** BEGIN Provided information **

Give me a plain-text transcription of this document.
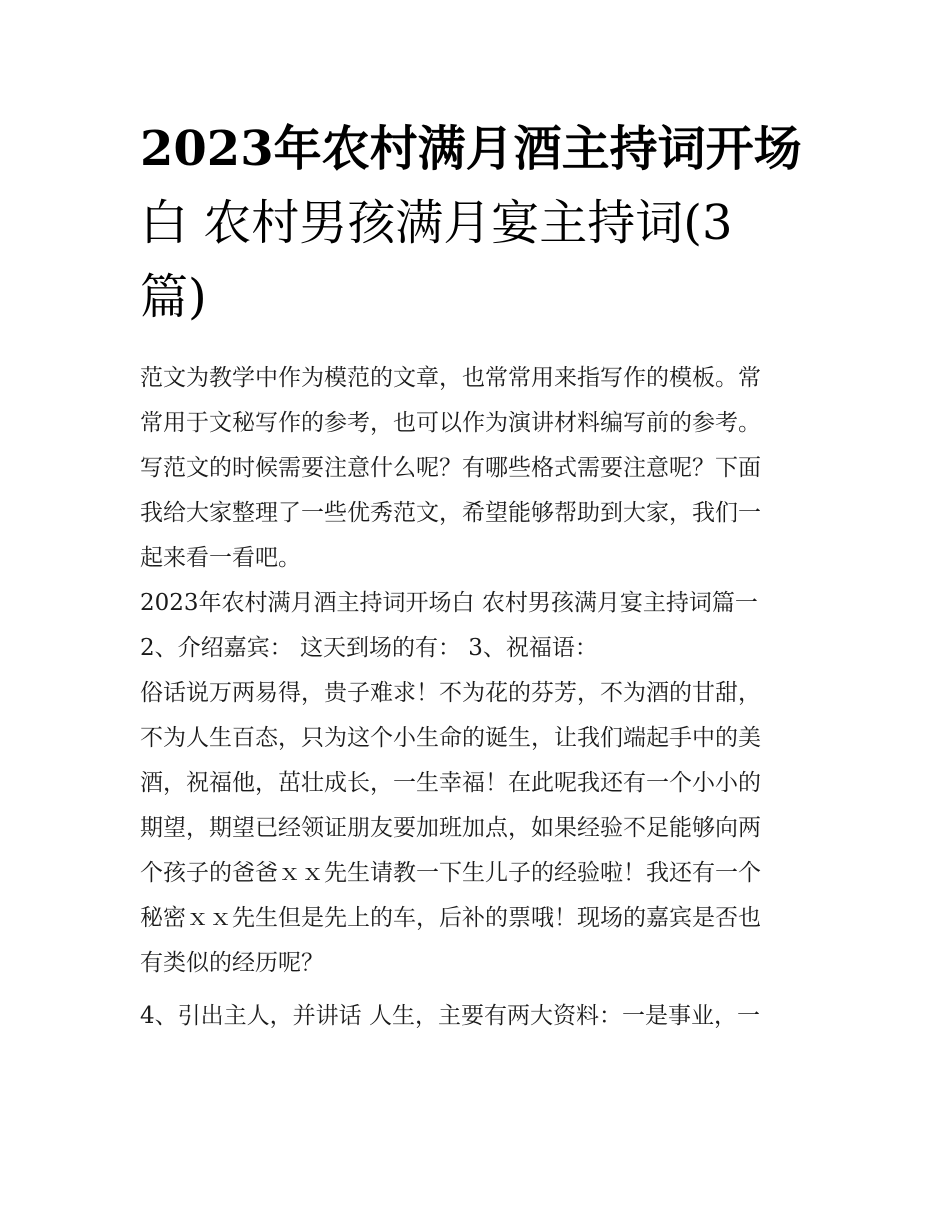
2023年农村满月酒主持词开场
白 农村男孩满月宴主持词(3
篇)
范文为教学中作为模范的文章，也常常用来指写作的模板。常
常用于文秘写作的参考，也可以作为演讲材料编写前的参考。
写范文的时候需要注意什么呢？有哪些格式需要注意呢？下面
我给大家整理了一些优秀范文，希望能够帮助到大家，我们一
起来看一看吧。
2023年农村满月酒主持词开场白 农村男孩满月宴主持词篇一
2、介绍嘉宾： 这天到场的有： 3、祝福语：
俗话说万两易得，贵子难求！不为花的芬芳，不为酒的甘甜，
不为人生百态，只为这个小生命的诞生，让我们端起手中的美
酒，祝福他，茁壮成长，一生幸福！在此呢我还有一个小小的
期望，期望已经领证朋友要加班加点，如果经验不足能够向两
个孩子的爸爸ｘｘ先生请教一下生儿子的经验啦！我还有一个
秘密ｘｘ先生但是先上的车，后补的票哦！现场的嘉宾是否也
有类似的经历呢？
4、引出主人，并讲话 人生，主要有两大资料：一是事业，一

** END Provided information **

To be done:
Please repeat the entries exactly. Do not include the pictures.

Exercise response:
Give me a plain-text transcription of this document.
2023年农村满月酒主持词开场
白 农村男孩满月宴主持词(3
篇)
范文为教学中作为模范的文章，也常常用来指写作的模板。常
常用于文秘写作的参考，也可以作为演讲材料编写前的参考。
写范文的时候需要注意什么呢？有哪些格式需要注意呢？下面
我给大家整理了一些优秀范文，希望能够帮助到大家，我们一
起来看一看吧。
2023年农村满月酒主持词开场白 农村男孩满月宴主持词篇一
2、介绍嘉宾： 这天到场的有： 3、祝福语：
俗话说万两易得，贵子难求！不为花的芬芳，不为酒的甘甜，
不为人生百态，只为这个小生命的诞生，让我们端起手中的美
酒，祝福他，茁壮成长，一生幸福！在此呢我还有一个小小的
期望，期望已经领证朋友要加班加点，如果经验不足能够向两
个孩子的爸爸ｘｘ先生请教一下生儿子的经验啦！我还有一个
秘密ｘｘ先生但是先上的车，后补的票哦！现场的嘉宾是否也
有类似的经历呢？
4、引出主人，并讲话 人生，主要有两大资料：一是事业，一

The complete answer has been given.